--- Start Dataset excerpts ---

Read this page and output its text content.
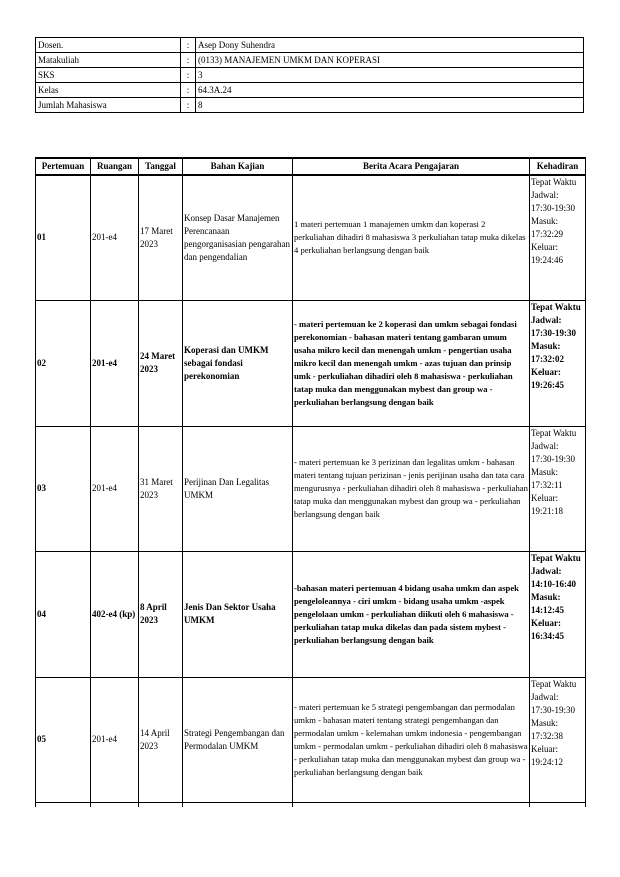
Dosen.	:	Asep Dony Suhendra
Matakuliah	:	(0133) MANAJEMEN UMKM DAN KOPERASI
SKS	:	3
Kelas	:	64.3A.24
Jumlah Mahasiswa	:	8
Pertemuan	Ruangan	Tanggal	Bahan Kajian	Berita Acara Pengajaran	Kehadiran
01	201-e4	17 Maret 2023	Konsep Dasar Manajemen Perencanaan pengorganisasian pengarahan dan pengendalian	1 materi pertemuan 1 manajemen umkm dan koperasi 2 perkuliahan dihadiri 8 mahasiswa 3 perkuliahan tatap muka dikelas 4 perkuliahan berlangsung dengan baik	Tepat Waktu Jadwal: 17:30-19:30 Masuk: 17:32:29 Keluar: 19:24:46
02	201-e4	24 Maret 2023	Koperasi dan UMKM sebagai fondasi perekonomian	- materi pertemuan ke 2 koperasi dan umkm sebagai fondasi perekonomian - bahasan materi tentang gambaran umum usaha mikro kecil dan menengah umkm - pengertian usaha mikro kecil dan menengah umkm - azas tujuan dan prinsip umk - perkuliahan dihadiri oleh 8 mahasiswa - perkuliahan tatap muka dan menggunakan mybest dan group wa - perkuliahan berlangsung dengan baik	Tepat Waktu Jadwal: 17:30-19:30 Masuk: 17:32:02 Keluar: 19:26:45
03	201-e4	31 Maret 2023	Perijinan Dan Legalitas UMKM	- materi pertemuan ke 3 perizinan dan legalitas umkm - bahasan materi tentang tujuan perizinan - jenis perijinan usaha dan tata cara mengurusnya - perkuliahan dihadiri oleh 8 mahasiswa - perkuliahan tatap muka dan menggunakan mybest dan group wa - perkuliahan berlangsung dengan baik	Tepat Waktu Jadwal: 17:30-19:30 Masuk: 17:32:11 Keluar: 19:21:18
04	402-e4 (kp)	8 April 2023	Jenis Dan Sektor Usaha UMKM	-bahasan materi pertemuan 4 bidang usaha umkm dan aspek pengeloleannya - ciri umkm - bidang usaha umkm -aspek pengelolaan umkm - perkuliahan diikuti oleh 6 mahasiswa - perkuliahan tatap muka dikelas dan pada sistem mybest - perkuliahan berlangsung dengan baik	Tepat Waktu Jadwal: 14:10-16:40 Masuk: 14:12:45 Keluar: 16:34:45
05	201-e4	14 April 2023	Strategi Pengembangan dan Permodalan UMKM	- materi pertemuan ke 5 strategi pengembangan dan permodalan umkm - bahasan materi tentang strategi pengembangan dan permodalan umkm - kelemahan umkm indonesia - pengembangan umkm - permodalan umkm - perkuliahan dihadiri oleh 8 mahasiswa - perkuliahan tatap muka dan menggunakan mybest dan group wa - perkuliahan berlangsung dengan baik	Tepat Waktu Jadwal: 17:30-19:30 Masuk: 17:32:38 Keluar: 19:24:12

--- End Dataset excerpts ---

Task requirements
Nothing in the entries should change as you copy them, except that the pictures are left out.

Correct answer
Read this page and output its text content.
Dosen.	:	Asep Dony Suhendra
Matakuliah	:	(0133) MANAJEMEN UMKM DAN KOPERASI
SKS	:	3
Kelas	:	64.3A.24
Jumlah Mahasiswa	:	8
Pertemuan	Ruangan	Tanggal	Bahan Kajian	Berita Acara Pengajaran	Kehadiran
01	201-e4	17 Maret 2023	Konsep Dasar Manajemen Perencanaan pengorganisasian pengarahan dan pengendalian	1 materi pertemuan 1 manajemen umkm dan koperasi 2 perkuliahan dihadiri 8 mahasiswa 3 perkuliahan tatap muka dikelas 4 perkuliahan berlangsung dengan baik	Tepat Waktu Jadwal: 17:30-19:30 Masuk: 17:32:29 Keluar: 19:24:46
02	201-e4	24 Maret 2023	Koperasi dan UMKM sebagai fondasi perekonomian	- materi pertemuan ke 2 koperasi dan umkm sebagai fondasi perekonomian - bahasan materi tentang gambaran umum usaha mikro kecil dan menengah umkm - pengertian usaha mikro kecil dan menengah umkm - azas tujuan dan prinsip umk - perkuliahan dihadiri oleh 8 mahasiswa - perkuliahan tatap muka dan menggunakan mybest dan group wa - perkuliahan berlangsung dengan baik	Tepat Waktu Jadwal: 17:30-19:30 Masuk: 17:32:02 Keluar: 19:26:45
03	201-e4	31 Maret 2023	Perijinan Dan Legalitas UMKM	- materi pertemuan ke 3 perizinan dan legalitas umkm - bahasan materi tentang tujuan perizinan - jenis perijinan usaha dan tata cara mengurusnya - perkuliahan dihadiri oleh 8 mahasiswa - perkuliahan tatap muka dan menggunakan mybest dan group wa - perkuliahan berlangsung dengan baik	Tepat Waktu Jadwal: 17:30-19:30 Masuk: 17:32:11 Keluar: 19:21:18
04	402-e4 (kp)	8 April 2023	Jenis Dan Sektor Usaha UMKM	-bahasan materi pertemuan 4 bidang usaha umkm dan aspek pengeloleannya - ciri umkm - bidang usaha umkm -aspek pengelolaan umkm - perkuliahan diikuti oleh 6 mahasiswa - perkuliahan tatap muka dikelas dan pada sistem mybest - perkuliahan berlangsung dengan baik	Tepat Waktu Jadwal: 14:10-16:40 Masuk: 14:12:45 Keluar: 16:34:45
05	201-e4	14 April 2023	Strategi Pengembangan dan Permodalan UMKM	- materi pertemuan ke 5 strategi pengembangan dan permodalan umkm - bahasan materi tentang strategi pengembangan dan permodalan umkm - kelemahan umkm indonesia - pengembangan umkm - permodalan umkm - perkuliahan dihadiri oleh 8 mahasiswa - perkuliahan tatap muka dan menggunakan mybest dan group wa - perkuliahan berlangsung dengan baik	Tepat Waktu Jadwal: 17:30-19:30 Masuk: 17:32:38 Keluar: 19:24:12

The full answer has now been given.